■ Texto extraído ■

§

TSD propõem deputado Francisco Pimentel para suceder a Lucinda Dâmaso na presidência da UGT
O deputado do PSD e presidente do SINTAP Francisco Pimentel será o único candidato proposto pela tendência social-democrata a presidente da UGT, confirmou à Lusa, o presidente dos Trabalhadores Social-Democratas (TSD), Pedro Roque.
Em declarações à Lusa, Pedro Roque confirma que os TSD têm prevista para esta terça-feira uma assembleia eleitoral para escolher o candidato a suceder a Lucinda Dâmaso na liderança da União Geral de Trabalhadores (UGT).
Segundo o presidente dos TSD, o prazo para apresentação de candidaturas foi "dilatado" e "terminou na semana passada", sendo que a candidatura de Francisco Pimentel foi a única apresentada, pelo que é expectável que seja este o nome indicado pelos TSD para presidente da UGT.

§

■ Dados estruturados de análise da página ■
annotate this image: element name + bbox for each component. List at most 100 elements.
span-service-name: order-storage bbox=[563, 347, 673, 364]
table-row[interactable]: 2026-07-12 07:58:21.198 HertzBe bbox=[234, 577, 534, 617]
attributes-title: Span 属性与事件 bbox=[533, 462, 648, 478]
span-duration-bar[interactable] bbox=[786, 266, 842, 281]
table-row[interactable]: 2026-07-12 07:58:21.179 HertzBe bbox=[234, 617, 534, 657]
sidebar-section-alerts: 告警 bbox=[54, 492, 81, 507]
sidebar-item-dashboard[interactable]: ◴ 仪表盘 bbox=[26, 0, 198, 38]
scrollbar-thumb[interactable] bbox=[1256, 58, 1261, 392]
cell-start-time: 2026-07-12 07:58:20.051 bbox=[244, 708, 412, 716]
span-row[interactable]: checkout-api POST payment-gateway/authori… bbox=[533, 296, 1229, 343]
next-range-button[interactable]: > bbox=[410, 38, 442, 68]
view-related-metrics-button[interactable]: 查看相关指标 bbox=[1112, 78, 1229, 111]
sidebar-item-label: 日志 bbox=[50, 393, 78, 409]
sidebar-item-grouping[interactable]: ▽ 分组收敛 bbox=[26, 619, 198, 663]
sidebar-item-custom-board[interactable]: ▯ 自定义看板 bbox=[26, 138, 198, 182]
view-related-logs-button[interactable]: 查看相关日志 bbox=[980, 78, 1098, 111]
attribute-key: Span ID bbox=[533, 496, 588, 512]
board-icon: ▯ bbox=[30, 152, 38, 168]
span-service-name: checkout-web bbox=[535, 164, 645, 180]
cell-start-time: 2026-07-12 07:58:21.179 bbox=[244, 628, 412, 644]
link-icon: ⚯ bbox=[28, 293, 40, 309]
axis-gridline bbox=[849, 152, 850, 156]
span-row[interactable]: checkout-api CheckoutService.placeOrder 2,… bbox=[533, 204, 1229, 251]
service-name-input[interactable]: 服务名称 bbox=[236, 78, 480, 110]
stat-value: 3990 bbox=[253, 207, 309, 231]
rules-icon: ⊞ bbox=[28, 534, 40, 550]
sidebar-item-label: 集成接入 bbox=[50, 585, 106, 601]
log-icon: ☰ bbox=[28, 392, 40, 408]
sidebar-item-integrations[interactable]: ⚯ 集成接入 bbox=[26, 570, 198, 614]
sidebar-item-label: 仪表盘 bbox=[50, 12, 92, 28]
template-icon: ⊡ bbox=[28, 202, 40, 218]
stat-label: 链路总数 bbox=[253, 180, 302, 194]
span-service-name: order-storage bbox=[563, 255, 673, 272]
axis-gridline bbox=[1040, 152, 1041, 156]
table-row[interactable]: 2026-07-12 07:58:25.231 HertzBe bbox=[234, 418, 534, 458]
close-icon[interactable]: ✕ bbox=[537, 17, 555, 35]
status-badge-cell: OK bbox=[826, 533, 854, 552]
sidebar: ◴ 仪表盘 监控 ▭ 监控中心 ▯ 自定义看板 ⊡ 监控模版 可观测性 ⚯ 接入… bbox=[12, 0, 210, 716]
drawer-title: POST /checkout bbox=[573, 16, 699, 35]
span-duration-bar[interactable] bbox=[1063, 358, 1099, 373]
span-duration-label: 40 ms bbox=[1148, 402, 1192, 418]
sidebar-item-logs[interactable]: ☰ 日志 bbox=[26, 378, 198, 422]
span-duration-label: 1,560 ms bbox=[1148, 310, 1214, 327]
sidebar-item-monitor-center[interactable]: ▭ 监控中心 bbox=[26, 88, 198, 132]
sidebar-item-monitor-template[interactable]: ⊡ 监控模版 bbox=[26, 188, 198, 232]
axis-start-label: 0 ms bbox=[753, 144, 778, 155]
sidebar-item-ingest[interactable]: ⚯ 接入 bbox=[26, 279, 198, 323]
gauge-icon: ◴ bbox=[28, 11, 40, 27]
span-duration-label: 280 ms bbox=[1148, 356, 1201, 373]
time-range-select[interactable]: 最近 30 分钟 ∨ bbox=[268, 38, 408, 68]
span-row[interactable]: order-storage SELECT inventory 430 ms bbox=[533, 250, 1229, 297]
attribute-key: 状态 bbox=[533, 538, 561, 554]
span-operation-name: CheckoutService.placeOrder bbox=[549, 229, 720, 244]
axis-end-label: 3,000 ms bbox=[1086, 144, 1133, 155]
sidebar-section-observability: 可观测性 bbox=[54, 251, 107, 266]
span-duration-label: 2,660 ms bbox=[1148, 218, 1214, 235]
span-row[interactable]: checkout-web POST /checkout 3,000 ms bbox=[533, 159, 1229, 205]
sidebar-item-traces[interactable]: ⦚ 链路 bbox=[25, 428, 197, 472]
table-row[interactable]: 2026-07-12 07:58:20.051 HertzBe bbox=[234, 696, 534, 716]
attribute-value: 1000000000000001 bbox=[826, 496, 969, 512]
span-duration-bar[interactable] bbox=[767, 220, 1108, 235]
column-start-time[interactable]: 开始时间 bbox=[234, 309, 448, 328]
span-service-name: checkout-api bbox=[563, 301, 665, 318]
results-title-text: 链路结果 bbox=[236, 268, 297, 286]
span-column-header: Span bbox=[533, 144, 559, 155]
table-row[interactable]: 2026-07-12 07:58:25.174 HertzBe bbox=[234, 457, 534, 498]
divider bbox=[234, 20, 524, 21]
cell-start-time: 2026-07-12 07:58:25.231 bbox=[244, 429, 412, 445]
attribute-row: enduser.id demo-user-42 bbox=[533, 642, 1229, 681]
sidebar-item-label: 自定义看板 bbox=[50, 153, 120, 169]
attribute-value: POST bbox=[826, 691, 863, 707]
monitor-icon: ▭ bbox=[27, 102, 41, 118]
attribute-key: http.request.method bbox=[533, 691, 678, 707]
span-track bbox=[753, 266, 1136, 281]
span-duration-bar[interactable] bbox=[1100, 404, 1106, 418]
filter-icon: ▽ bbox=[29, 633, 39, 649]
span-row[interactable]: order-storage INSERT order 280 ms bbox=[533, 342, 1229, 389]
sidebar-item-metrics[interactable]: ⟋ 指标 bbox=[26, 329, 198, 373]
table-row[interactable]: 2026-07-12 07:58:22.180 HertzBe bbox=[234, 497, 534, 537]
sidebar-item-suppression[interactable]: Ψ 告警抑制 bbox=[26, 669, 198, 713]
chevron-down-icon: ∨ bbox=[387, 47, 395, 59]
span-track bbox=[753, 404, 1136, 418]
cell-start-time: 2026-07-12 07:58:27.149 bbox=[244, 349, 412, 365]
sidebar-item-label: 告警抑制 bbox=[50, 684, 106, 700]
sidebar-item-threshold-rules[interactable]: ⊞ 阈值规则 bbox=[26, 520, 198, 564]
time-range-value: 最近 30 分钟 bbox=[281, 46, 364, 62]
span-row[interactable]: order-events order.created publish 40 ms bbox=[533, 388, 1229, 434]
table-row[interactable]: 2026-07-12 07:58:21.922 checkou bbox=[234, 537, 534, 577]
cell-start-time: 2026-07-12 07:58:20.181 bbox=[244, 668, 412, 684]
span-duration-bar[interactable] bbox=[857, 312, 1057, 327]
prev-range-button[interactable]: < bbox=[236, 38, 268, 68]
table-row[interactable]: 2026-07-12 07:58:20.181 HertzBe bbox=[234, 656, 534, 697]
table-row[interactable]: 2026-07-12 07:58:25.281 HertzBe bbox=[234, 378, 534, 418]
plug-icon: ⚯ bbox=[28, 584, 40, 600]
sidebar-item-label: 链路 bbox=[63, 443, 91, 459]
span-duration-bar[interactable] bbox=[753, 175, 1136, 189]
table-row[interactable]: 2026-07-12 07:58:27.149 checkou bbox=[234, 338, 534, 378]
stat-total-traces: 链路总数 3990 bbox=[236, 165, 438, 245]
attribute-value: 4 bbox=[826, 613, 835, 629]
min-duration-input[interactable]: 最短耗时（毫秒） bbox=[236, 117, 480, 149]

§

■ Exercício ■
Transcreva, da notícia sobre a sucessão na presidência da UGT, o trecho que começa em "TSD propõem deputado" e termina em "(TSD), Pedro Roque.". Não é preciso recorrer às linhas para fazer o exercício.

■ Resposta ■
TSD propõem deputado Francisco Pimentel para suceder a Lucinda Dâmaso na presidência da UGT
O deputado do PSD e presidente do SINTAP Francisco Pimentel será o único candidato proposto pela tendência social-democrata a presidente da UGT, confirmou à Lusa, o presidente dos Trabalhadores Social-Democratas (TSD), Pedro Roque.